Request: Every line that holds the string "performance" is to be identified and copied.

Structured figure records:

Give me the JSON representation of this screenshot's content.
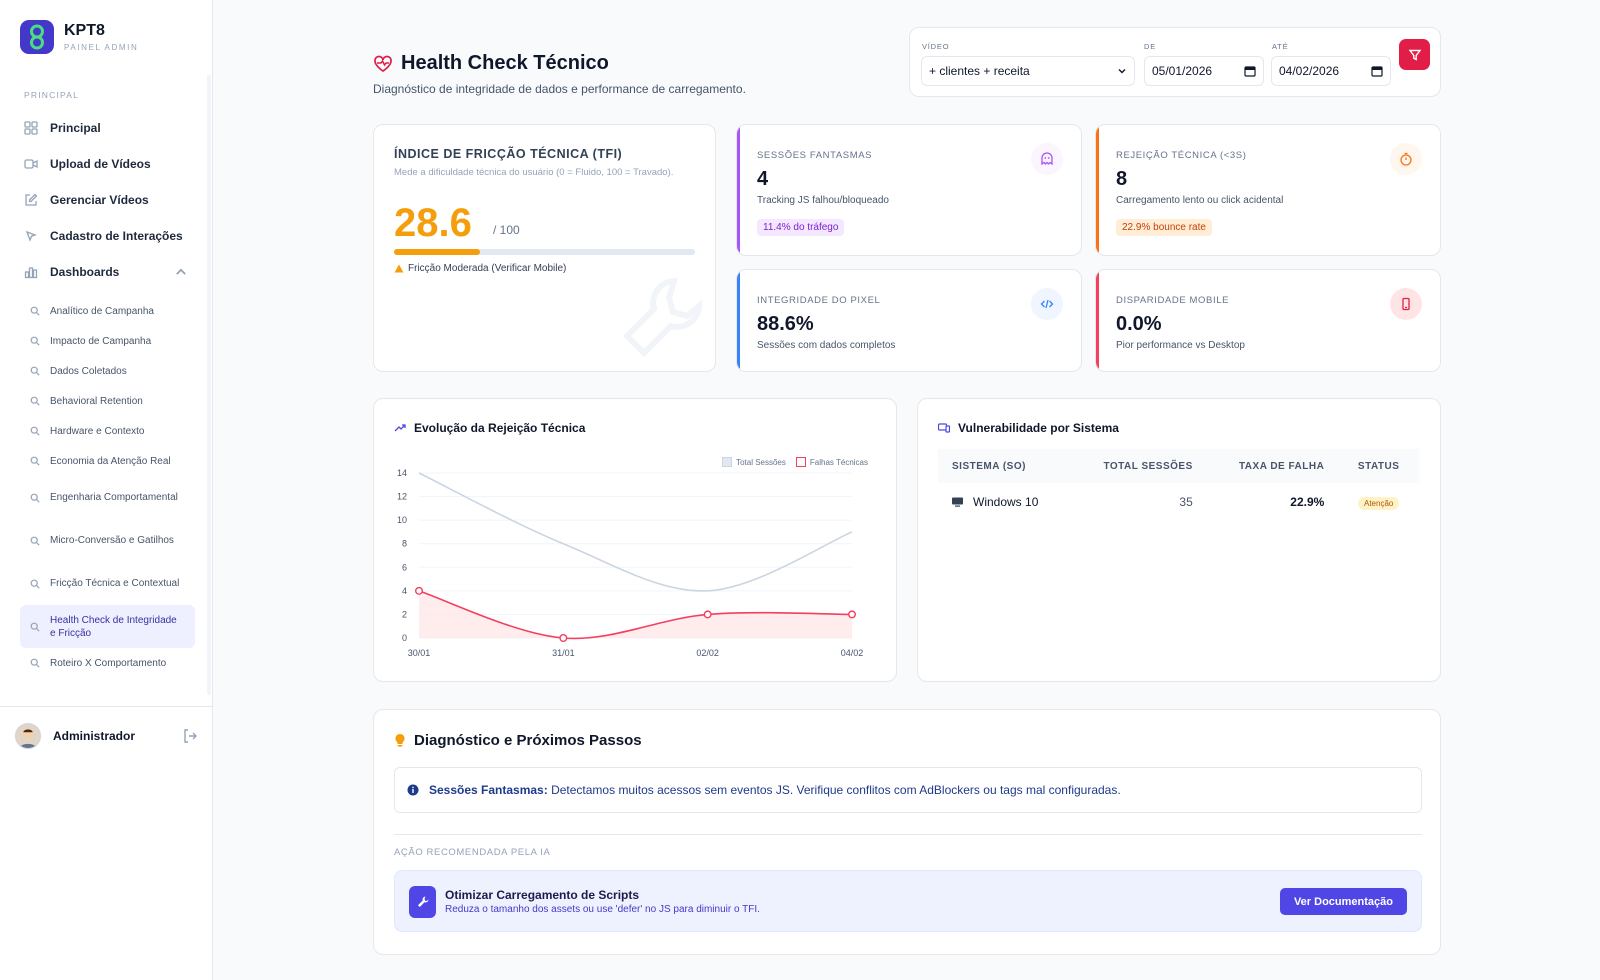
{
  "brand": {
    "name": "KPT8",
    "subtitle": "PAINEL ADMIN"
  },
  "sidebar": {
    "section": "PRINCIPAL",
    "items": [
      {
        "label": "Principal"
      },
      {
        "label": "Upload de Vídeos"
      },
      {
        "label": "Gerenciar Vídeos"
      },
      {
        "label": "Cadastro de Interações"
      },
      {
        "label": "Dashboards"
      }
    ],
    "sub_items": [
      "Analítico de Campanha",
      "Impacto de Campanha",
      "Dados Coletados",
      "Behavioral Retention",
      "Hardware e Contexto",
      "Economia da Atenção Real",
      "Engenharia Comportamental",
      "Micro-Conversão e Gatilhos",
      "Fricção Técnica e Contextual",
      "Health Check de Integridade e Fricção",
      "Roteiro X Comportamento"
    ],
    "active_sub": "Health Check de Integridade e Fricção",
    "user": "Administrador"
  },
  "header": {
    "title": "Health Check Técnico",
    "subtitle": "Diagnóstico de integridade de dados e performance de carregamento."
  },
  "filters": {
    "video_label": "VÍDEO",
    "video_value": "+ clientes + receita",
    "from_label": "DE",
    "from_value": "05/01/2026",
    "to_label": "ATÉ",
    "to_value": "04/02/2026"
  },
  "tfi": {
    "title": "ÍNDICE DE FRICÇÃO TÉCNICA (TFI)",
    "desc": "Mede a dificuldade técnica do usuário (0 = Fluido, 100 = Travado).",
    "value": "28.6",
    "of": "/ 100",
    "progress": 28.6,
    "warning": "Fricção Moderada (Verificar Mobile)"
  },
  "kpis": [
    {
      "label": "SESSÕES FANTASMAS",
      "value": "4",
      "desc": "Tracking JS falhou/bloqueado",
      "badge": "11.4% do tráfego",
      "color": "#a855f7"
    },
    {
      "label": "REJEIÇÃO TÉCNICA (<3S)",
      "value": "8",
      "desc": "Carregamento lento ou click acidental",
      "badge": "22.9% bounce rate",
      "color": "#f97316"
    },
    {
      "label": "INTEGRIDADE DO PIXEL",
      "value": "88.6%",
      "desc": "Sessões com dados completos",
      "color": "#3b82f6"
    },
    {
      "label": "DISPARIDADE MOBILE",
      "value": "0.0%",
      "desc": "Pior performance vs Desktop",
      "color": "#f43f5e"
    }
  ],
  "chart_data": {
    "type": "line",
    "title": "Evolução da Rejeição Técnica",
    "categories": [
      "30/01",
      "31/01",
      "02/02",
      "04/02"
    ],
    "series": [
      {
        "name": "Total Sessões",
        "values": [
          14,
          8,
          4,
          9
        ],
        "color": "#cbd5e1"
      },
      {
        "name": "Falhas Técnicas",
        "values": [
          4,
          0,
          2,
          2
        ],
        "color": "#f43f5e"
      }
    ],
    "yticks": [
      0,
      2,
      4,
      6,
      8,
      10,
      12,
      14
    ],
    "ylim": [
      0,
      14
    ]
  },
  "vuln": {
    "title": "Vulnerabilidade por Sistema",
    "headers": [
      "SISTEMA (SO)",
      "TOTAL SESSÕES",
      "TAXA DE FALHA",
      "STATUS"
    ],
    "rows": [
      {
        "os": "Windows 10",
        "sessions": "35",
        "rate": "22.9%",
        "status": "Atenção"
      }
    ]
  },
  "diagnostic": {
    "title": "Diagnóstico e Próximos Passos",
    "alert_bold": "Sessões Fantasmas:",
    "alert_text": "Detectamos muitos acessos sem eventos JS. Verifique conflitos com AdBlockers ou tags mal configuradas.",
    "ai_label": "AÇÃO RECOMENDADA PELA IA",
    "ai_title": "Otimizar Carregamento de Scripts",
    "ai_desc": "Reduza o tamanho dos assets ou use 'defer' no JS para diminuir o TFI.",
    "ai_button": "Ver Documentação"
  }
}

Written response:
    "subtitle": "Diagnóstico de integridade de dados e performance de carregamento."
      "desc": "Pior performance vs Desktop",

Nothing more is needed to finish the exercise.